## BEGIN Records for the task

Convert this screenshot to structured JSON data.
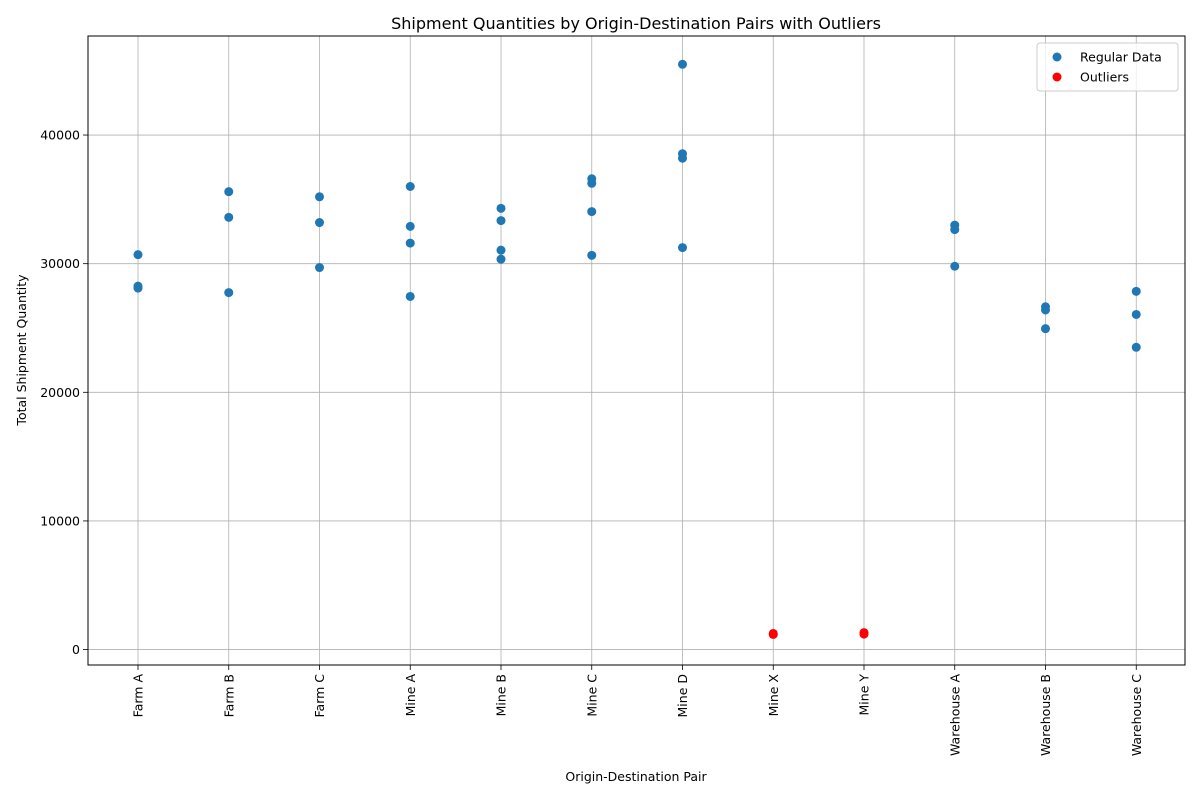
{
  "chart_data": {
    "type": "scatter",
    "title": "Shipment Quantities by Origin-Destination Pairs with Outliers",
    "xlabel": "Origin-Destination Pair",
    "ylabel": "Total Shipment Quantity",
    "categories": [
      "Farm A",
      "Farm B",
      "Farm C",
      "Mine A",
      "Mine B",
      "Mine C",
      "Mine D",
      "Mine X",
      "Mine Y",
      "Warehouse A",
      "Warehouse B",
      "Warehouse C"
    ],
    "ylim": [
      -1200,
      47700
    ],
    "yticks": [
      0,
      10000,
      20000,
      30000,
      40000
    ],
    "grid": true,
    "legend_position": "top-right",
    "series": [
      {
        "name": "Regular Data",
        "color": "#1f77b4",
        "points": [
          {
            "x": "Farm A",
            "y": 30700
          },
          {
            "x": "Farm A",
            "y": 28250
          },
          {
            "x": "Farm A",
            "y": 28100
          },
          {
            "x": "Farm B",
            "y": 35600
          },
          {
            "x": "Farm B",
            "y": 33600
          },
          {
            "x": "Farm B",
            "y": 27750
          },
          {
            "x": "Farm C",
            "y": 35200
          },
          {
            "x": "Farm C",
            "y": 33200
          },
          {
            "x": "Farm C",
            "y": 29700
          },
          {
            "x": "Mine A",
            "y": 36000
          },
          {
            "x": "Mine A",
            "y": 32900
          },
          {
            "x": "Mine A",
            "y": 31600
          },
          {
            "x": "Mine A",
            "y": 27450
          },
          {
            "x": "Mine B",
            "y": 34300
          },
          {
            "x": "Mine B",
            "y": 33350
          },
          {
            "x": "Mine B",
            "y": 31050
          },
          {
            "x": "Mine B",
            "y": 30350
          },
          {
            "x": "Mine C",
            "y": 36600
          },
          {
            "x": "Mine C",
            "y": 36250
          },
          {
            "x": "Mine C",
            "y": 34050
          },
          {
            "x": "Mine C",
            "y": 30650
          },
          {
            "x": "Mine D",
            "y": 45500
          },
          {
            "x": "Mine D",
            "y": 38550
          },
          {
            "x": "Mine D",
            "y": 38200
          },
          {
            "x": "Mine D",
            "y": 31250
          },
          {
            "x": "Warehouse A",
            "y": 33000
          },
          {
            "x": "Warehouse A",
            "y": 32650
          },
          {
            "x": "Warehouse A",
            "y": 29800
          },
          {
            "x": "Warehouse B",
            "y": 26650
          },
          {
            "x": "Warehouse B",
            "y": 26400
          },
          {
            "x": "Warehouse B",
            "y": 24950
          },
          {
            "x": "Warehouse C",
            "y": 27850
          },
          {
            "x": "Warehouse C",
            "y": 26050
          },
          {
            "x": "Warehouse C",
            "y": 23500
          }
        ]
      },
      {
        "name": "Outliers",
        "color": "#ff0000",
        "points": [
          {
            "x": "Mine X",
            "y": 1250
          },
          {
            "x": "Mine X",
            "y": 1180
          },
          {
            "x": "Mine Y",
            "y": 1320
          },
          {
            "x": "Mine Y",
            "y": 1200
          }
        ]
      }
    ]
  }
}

## END Records for the task

*Exercise task:*
Return the listing above unchanged, apart from dropping its pictures.

*Exercise solution:*
Convert this screenshot to structured JSON data.
{
  "chart_data": {
    "type": "scatter",
    "title": "Shipment Quantities by Origin-Destination Pairs with Outliers",
    "xlabel": "Origin-Destination Pair",
    "ylabel": "Total Shipment Quantity",
    "categories": [
      "Farm A",
      "Farm B",
      "Farm C",
      "Mine A",
      "Mine B",
      "Mine C",
      "Mine D",
      "Mine X",
      "Mine Y",
      "Warehouse A",
      "Warehouse B",
      "Warehouse C"
    ],
    "ylim": [
      -1200,
      47700
    ],
    "yticks": [
      0,
      10000,
      20000,
      30000,
      40000
    ],
    "grid": true,
    "legend_position": "top-right",
    "series": [
      {
        "name": "Regular Data",
        "color": "#1f77b4",
        "points": [
          {
            "x": "Farm A",
            "y": 30700
          },
          {
            "x": "Farm A",
            "y": 28250
          },
          {
            "x": "Farm A",
            "y": 28100
          },
          {
            "x": "Farm B",
            "y": 35600
          },
          {
            "x": "Farm B",
            "y": 33600
          },
          {
            "x": "Farm B",
            "y": 27750
          },
          {
            "x": "Farm C",
            "y": 35200
          },
          {
            "x": "Farm C",
            "y": 33200
          },
          {
            "x": "Farm C",
            "y": 29700
          },
          {
            "x": "Mine A",
            "y": 36000
          },
          {
            "x": "Mine A",
            "y": 32900
          },
          {
            "x": "Mine A",
            "y": 31600
          },
          {
            "x": "Mine A",
            "y": 27450
          },
          {
            "x": "Mine B",
            "y": 34300
          },
          {
            "x": "Mine B",
            "y": 33350
          },
          {
            "x": "Mine B",
            "y": 31050
          },
          {
            "x": "Mine B",
            "y": 30350
          },
          {
            "x": "Mine C",
            "y": 36600
          },
          {
            "x": "Mine C",
            "y": 36250
          },
          {
            "x": "Mine C",
            "y": 34050
          },
          {
            "x": "Mine C",
            "y": 30650
          },
          {
            "x": "Mine D",
            "y": 45500
          },
          {
            "x": "Mine D",
            "y": 38550
          },
          {
            "x": "Mine D",
            "y": 38200
          },
          {
            "x": "Mine D",
            "y": 31250
          },
          {
            "x": "Warehouse A",
            "y": 33000
          },
          {
            "x": "Warehouse A",
            "y": 32650
          },
          {
            "x": "Warehouse A",
            "y": 29800
          },
          {
            "x": "Warehouse B",
            "y": 26650
          },
          {
            "x": "Warehouse B",
            "y": 26400
          },
          {
            "x": "Warehouse B",
            "y": 24950
          },
          {
            "x": "Warehouse C",
            "y": 27850
          },
          {
            "x": "Warehouse C",
            "y": 26050
          },
          {
            "x": "Warehouse C",
            "y": 23500
          }
        ]
      },
      {
        "name": "Outliers",
        "color": "#ff0000",
        "points": [
          {
            "x": "Mine X",
            "y": 1250
          },
          {
            "x": "Mine X",
            "y": 1180
          },
          {
            "x": "Mine Y",
            "y": 1320
          },
          {
            "x": "Mine Y",
            "y": 1200
          }
        ]
      }
    ]
  }
}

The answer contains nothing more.